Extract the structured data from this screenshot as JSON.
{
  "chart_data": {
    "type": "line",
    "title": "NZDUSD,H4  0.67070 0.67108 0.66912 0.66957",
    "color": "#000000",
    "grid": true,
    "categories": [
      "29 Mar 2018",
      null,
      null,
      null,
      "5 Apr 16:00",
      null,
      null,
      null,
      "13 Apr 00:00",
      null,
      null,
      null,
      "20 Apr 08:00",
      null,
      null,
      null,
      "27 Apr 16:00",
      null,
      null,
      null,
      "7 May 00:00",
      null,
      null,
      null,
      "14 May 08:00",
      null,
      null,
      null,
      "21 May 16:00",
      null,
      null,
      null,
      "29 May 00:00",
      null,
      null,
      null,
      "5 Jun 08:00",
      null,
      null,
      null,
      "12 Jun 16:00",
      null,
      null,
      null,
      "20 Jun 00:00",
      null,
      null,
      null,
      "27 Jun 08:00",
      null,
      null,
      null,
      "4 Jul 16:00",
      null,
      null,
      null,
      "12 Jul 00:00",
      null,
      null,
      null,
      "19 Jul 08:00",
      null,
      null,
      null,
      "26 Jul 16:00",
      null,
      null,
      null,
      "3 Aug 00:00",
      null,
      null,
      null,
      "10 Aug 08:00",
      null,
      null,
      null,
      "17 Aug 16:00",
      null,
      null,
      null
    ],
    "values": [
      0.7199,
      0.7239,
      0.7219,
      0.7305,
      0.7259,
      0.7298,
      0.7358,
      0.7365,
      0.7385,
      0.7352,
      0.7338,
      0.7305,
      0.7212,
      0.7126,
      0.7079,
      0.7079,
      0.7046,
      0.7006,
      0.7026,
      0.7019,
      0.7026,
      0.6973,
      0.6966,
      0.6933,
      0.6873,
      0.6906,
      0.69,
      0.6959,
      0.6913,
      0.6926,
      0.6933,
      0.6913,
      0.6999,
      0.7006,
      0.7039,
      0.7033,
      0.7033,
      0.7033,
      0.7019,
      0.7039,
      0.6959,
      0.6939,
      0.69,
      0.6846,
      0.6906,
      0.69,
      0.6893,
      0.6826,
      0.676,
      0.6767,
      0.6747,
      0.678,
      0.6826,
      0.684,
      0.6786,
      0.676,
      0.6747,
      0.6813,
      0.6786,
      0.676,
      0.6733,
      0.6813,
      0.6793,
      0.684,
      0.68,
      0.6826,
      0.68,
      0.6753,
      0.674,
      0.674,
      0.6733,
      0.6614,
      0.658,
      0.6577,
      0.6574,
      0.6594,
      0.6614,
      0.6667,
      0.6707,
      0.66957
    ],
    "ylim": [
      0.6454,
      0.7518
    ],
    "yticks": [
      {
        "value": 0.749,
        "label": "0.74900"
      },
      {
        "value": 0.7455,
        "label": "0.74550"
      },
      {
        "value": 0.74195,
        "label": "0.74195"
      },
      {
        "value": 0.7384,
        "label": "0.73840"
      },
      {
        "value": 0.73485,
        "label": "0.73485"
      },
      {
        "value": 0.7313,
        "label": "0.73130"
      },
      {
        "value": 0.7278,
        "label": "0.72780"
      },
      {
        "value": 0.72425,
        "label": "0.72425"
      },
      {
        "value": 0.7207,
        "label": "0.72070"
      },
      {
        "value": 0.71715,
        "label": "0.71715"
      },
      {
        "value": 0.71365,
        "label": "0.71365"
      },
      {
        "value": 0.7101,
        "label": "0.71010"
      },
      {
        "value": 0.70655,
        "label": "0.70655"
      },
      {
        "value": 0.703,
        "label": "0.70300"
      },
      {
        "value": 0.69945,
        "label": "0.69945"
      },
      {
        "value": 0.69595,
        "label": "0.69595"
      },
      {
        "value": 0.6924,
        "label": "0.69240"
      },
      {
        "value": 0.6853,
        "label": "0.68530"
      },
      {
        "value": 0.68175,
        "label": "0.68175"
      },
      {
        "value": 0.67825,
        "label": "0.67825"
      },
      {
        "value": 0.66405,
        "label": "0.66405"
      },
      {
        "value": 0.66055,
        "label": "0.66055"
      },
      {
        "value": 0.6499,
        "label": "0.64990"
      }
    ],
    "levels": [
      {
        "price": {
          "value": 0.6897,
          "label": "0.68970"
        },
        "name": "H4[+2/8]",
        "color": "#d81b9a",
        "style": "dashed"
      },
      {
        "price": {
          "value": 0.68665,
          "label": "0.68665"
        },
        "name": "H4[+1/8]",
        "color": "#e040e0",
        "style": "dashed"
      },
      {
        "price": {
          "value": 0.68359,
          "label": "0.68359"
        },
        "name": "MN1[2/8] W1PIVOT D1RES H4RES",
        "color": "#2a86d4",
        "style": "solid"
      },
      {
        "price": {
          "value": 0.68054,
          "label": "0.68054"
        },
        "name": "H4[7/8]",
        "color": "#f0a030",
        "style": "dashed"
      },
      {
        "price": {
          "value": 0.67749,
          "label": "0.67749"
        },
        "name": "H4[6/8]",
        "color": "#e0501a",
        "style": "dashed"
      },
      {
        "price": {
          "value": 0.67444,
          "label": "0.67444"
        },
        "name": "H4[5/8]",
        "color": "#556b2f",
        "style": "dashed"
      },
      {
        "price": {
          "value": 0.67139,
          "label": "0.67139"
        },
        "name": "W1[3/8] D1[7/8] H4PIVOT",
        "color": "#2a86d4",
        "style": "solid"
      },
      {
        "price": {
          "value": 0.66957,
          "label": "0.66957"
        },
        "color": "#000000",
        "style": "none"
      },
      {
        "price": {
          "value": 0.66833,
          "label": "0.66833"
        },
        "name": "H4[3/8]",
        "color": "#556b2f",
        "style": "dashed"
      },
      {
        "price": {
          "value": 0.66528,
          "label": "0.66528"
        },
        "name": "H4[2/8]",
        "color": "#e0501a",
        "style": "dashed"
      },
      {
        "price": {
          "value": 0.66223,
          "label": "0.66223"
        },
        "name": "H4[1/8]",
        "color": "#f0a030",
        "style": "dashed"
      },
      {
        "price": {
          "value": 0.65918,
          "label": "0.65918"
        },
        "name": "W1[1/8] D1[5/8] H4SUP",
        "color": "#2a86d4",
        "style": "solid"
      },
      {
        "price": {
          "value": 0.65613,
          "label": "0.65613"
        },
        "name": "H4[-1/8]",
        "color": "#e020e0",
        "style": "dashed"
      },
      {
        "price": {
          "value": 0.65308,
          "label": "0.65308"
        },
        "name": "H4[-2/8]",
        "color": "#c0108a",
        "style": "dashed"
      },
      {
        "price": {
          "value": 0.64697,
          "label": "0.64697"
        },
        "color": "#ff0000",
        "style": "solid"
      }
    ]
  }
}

# Challenge:
Print out every record again, exactly and in full.

# Task output:
Extract the structured data from this screenshot as JSON.
{
  "chart_data": {
    "type": "line",
    "title": "NZDUSD,H4  0.67070 0.67108 0.66912 0.66957",
    "color": "#000000",
    "grid": true,
    "categories": [
      "29 Mar 2018",
      null,
      null,
      null,
      "5 Apr 16:00",
      null,
      null,
      null,
      "13 Apr 00:00",
      null,
      null,
      null,
      "20 Apr 08:00",
      null,
      null,
      null,
      "27 Apr 16:00",
      null,
      null,
      null,
      "7 May 00:00",
      null,
      null,
      null,
      "14 May 08:00",
      null,
      null,
      null,
      "21 May 16:00",
      null,
      null,
      null,
      "29 May 00:00",
      null,
      null,
      null,
      "5 Jun 08:00",
      null,
      null,
      null,
      "12 Jun 16:00",
      null,
      null,
      null,
      "20 Jun 00:00",
      null,
      null,
      null,
      "27 Jun 08:00",
      null,
      null,
      null,
      "4 Jul 16:00",
      null,
      null,
      null,
      "12 Jul 00:00",
      null,
      null,
      null,
      "19 Jul 08:00",
      null,
      null,
      null,
      "26 Jul 16:00",
      null,
      null,
      null,
      "3 Aug 00:00",
      null,
      null,
      null,
      "10 Aug 08:00",
      null,
      null,
      null,
      "17 Aug 16:00",
      null,
      null,
      null
    ],
    "values": [
      0.7199,
      0.7239,
      0.7219,
      0.7305,
      0.7259,
      0.7298,
      0.7358,
      0.7365,
      0.7385,
      0.7352,
      0.7338,
      0.7305,
      0.7212,
      0.7126,
      0.7079,
      0.7079,
      0.7046,
      0.7006,
      0.7026,
      0.7019,
      0.7026,
      0.6973,
      0.6966,
      0.6933,
      0.6873,
      0.6906,
      0.69,
      0.6959,
      0.6913,
      0.6926,
      0.6933,
      0.6913,
      0.6999,
      0.7006,
      0.7039,
      0.7033,
      0.7033,
      0.7033,
      0.7019,
      0.7039,
      0.6959,
      0.6939,
      0.69,
      0.6846,
      0.6906,
      0.69,
      0.6893,
      0.6826,
      0.676,
      0.6767,
      0.6747,
      0.678,
      0.6826,
      0.684,
      0.6786,
      0.676,
      0.6747,
      0.6813,
      0.6786,
      0.676,
      0.6733,
      0.6813,
      0.6793,
      0.684,
      0.68,
      0.6826,
      0.68,
      0.6753,
      0.674,
      0.674,
      0.6733,
      0.6614,
      0.658,
      0.6577,
      0.6574,
      0.6594,
      0.6614,
      0.6667,
      0.6707,
      0.66957
    ],
    "ylim": [
      0.6454,
      0.7518
    ],
    "yticks": [
      {
        "value": 0.749,
        "label": "0.74900"
      },
      {
        "value": 0.7455,
        "label": "0.74550"
      },
      {
        "value": 0.74195,
        "label": "0.74195"
      },
      {
        "value": 0.7384,
        "label": "0.73840"
      },
      {
        "value": 0.73485,
        "label": "0.73485"
      },
      {
        "value": 0.7313,
        "label": "0.73130"
      },
      {
        "value": 0.7278,
        "label": "0.72780"
      },
      {
        "value": 0.72425,
        "label": "0.72425"
      },
      {
        "value": 0.7207,
        "label": "0.72070"
      },
      {
        "value": 0.71715,
        "label": "0.71715"
      },
      {
        "value": 0.71365,
        "label": "0.71365"
      },
      {
        "value": 0.7101,
        "label": "0.71010"
      },
      {
        "value": 0.70655,
        "label": "0.70655"
      },
      {
        "value": 0.703,
        "label": "0.70300"
      },
      {
        "value": 0.69945,
        "label": "0.69945"
      },
      {
        "value": 0.69595,
        "label": "0.69595"
      },
      {
        "value": 0.6924,
        "label": "0.69240"
      },
      {
        "value": 0.6853,
        "label": "0.68530"
      },
      {
        "value": 0.68175,
        "label": "0.68175"
      },
      {
        "value": 0.67825,
        "label": "0.67825"
      },
      {
        "value": 0.66405,
        "label": "0.66405"
      },
      {
        "value": 0.66055,
        "label": "0.66055"
      },
      {
        "value": 0.6499,
        "label": "0.64990"
      }
    ],
    "levels": [
      {
        "price": {
          "value": 0.6897,
          "label": "0.68970"
        },
        "name": "H4[+2/8]",
        "color": "#d81b9a",
        "style": "dashed"
      },
      {
        "price": {
          "value": 0.68665,
          "label": "0.68665"
        },
        "name": "H4[+1/8]",
        "color": "#e040e0",
        "style": "dashed"
      },
      {
        "price": {
          "value": 0.68359,
          "label": "0.68359"
        },
        "name": "MN1[2/8] W1PIVOT D1RES H4RES",
        "color": "#2a86d4",
        "style": "solid"
      },
      {
        "price": {
          "value": 0.68054,
          "label": "0.68054"
        },
        "name": "H4[7/8]",
        "color": "#f0a030",
        "style": "dashed"
      },
      {
        "price": {
          "value": 0.67749,
          "label": "0.67749"
        },
        "name": "H4[6/8]",
        "color": "#e0501a",
        "style": "dashed"
      },
      {
        "price": {
          "value": 0.67444,
          "label": "0.67444"
        },
        "name": "H4[5/8]",
        "color": "#556b2f",
        "style": "dashed"
      },
      {
        "price": {
          "value": 0.67139,
          "label": "0.67139"
        },
        "name": "W1[3/8] D1[7/8] H4PIVOT",
        "color": "#2a86d4",
        "style": "solid"
      },
      {
        "price": {
          "value": 0.66957,
          "label": "0.66957"
        },
        "color": "#000000",
        "style": "none"
      },
      {
        "price": {
          "value": 0.66833,
          "label": "0.66833"
        },
        "name": "H4[3/8]",
        "color": "#556b2f",
        "style": "dashed"
      },
      {
        "price": {
          "value": 0.66528,
          "label": "0.66528"
        },
        "name": "H4[2/8]",
        "color": "#e0501a",
        "style": "dashed"
      },
      {
        "price": {
          "value": 0.66223,
          "label": "0.66223"
        },
        "name": "H4[1/8]",
        "color": "#f0a030",
        "style": "dashed"
      },
      {
        "price": {
          "value": 0.65918,
          "label": "0.65918"
        },
        "name": "W1[1/8] D1[5/8] H4SUP",
        "color": "#2a86d4",
        "style": "solid"
      },
      {
        "price": {
          "value": 0.65613,
          "label": "0.65613"
        },
        "name": "H4[-1/8]",
        "color": "#e020e0",
        "style": "dashed"
      },
      {
        "price": {
          "value": 0.65308,
          "label": "0.65308"
        },
        "name": "H4[-2/8]",
        "color": "#c0108a",
        "style": "dashed"
      },
      {
        "price": {
          "value": 0.64697,
          "label": "0.64697"
        },
        "color": "#ff0000",
        "style": "solid"
      }
    ]
  }
}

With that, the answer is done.